* [TO DO]:
List each line of the data in which the string "exist" appears.

## Start

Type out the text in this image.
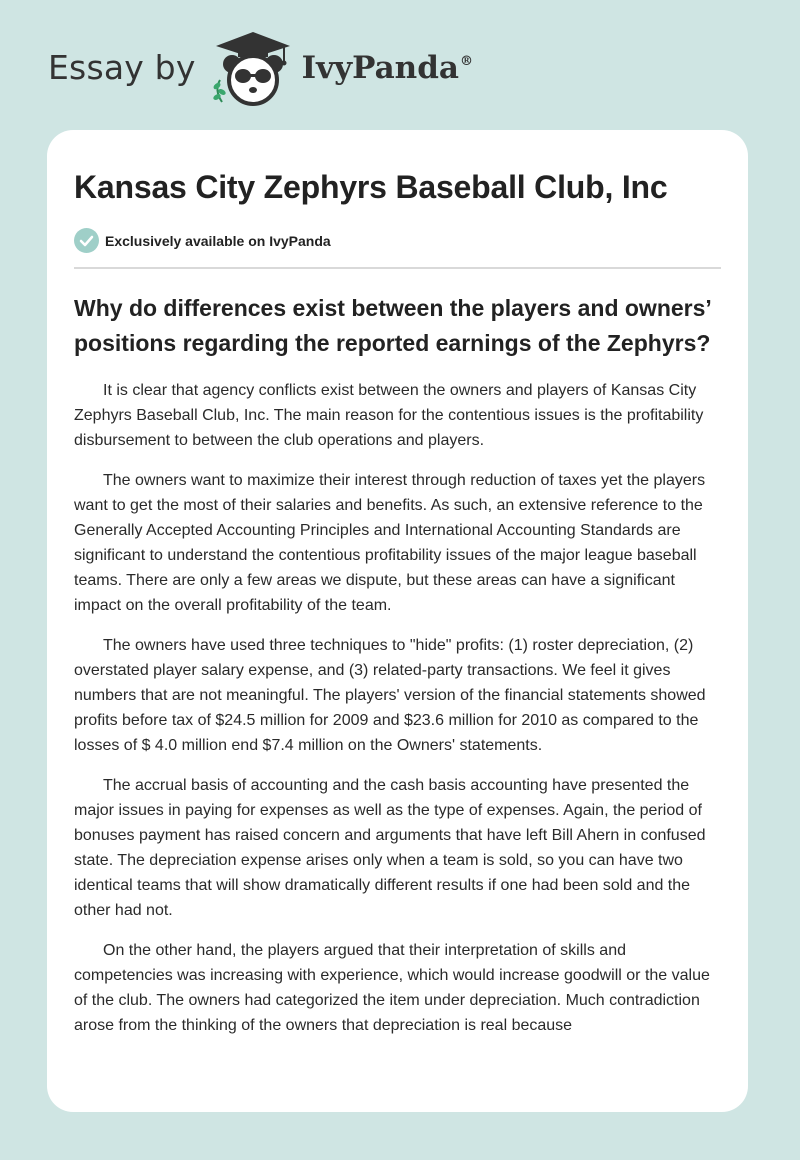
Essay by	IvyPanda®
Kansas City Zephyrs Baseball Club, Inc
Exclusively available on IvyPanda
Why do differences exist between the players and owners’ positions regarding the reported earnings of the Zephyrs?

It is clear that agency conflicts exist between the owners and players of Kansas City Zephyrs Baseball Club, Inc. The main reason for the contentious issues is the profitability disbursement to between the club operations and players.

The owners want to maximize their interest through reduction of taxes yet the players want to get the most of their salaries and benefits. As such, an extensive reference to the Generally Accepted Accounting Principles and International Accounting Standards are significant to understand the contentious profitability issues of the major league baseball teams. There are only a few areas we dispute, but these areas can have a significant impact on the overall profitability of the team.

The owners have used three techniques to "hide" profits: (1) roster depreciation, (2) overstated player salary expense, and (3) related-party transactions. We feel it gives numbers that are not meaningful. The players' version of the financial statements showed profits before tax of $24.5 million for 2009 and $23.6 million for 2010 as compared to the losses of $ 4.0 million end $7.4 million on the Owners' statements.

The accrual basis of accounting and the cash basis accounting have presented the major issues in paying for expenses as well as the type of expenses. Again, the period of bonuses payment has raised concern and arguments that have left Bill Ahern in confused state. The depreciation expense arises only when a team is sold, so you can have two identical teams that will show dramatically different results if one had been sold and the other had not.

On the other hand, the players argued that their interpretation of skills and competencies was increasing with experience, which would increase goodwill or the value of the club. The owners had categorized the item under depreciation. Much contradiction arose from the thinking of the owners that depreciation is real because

## End
## Start

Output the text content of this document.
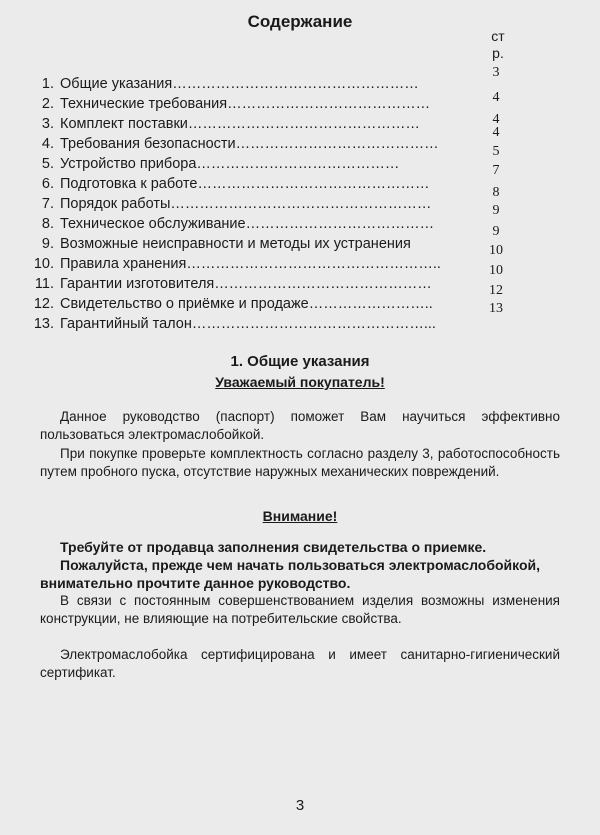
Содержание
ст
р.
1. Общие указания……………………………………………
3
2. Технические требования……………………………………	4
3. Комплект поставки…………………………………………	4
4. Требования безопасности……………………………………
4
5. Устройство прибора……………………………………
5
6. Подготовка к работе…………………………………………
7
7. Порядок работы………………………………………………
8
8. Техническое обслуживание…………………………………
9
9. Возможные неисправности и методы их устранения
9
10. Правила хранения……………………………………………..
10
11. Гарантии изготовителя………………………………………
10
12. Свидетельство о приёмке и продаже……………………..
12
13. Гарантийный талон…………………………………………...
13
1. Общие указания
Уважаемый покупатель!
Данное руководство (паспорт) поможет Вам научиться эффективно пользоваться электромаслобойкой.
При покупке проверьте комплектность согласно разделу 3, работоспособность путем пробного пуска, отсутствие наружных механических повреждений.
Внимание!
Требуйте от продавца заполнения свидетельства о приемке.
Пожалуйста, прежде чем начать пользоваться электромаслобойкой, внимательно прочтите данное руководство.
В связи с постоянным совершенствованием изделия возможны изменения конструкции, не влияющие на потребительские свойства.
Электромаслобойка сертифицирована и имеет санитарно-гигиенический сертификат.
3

## End

* [SOLUTION BELOW]:
Why do differences exist between the players and owners’ positions regarding the reported earnings of the Zephyrs?
It is clear that agency conflicts exist between the owners and players of Kansas City Zephyrs Baseball Club, Inc. The main reason for the contentious issues is the profitability disbursement to between the club operations and players.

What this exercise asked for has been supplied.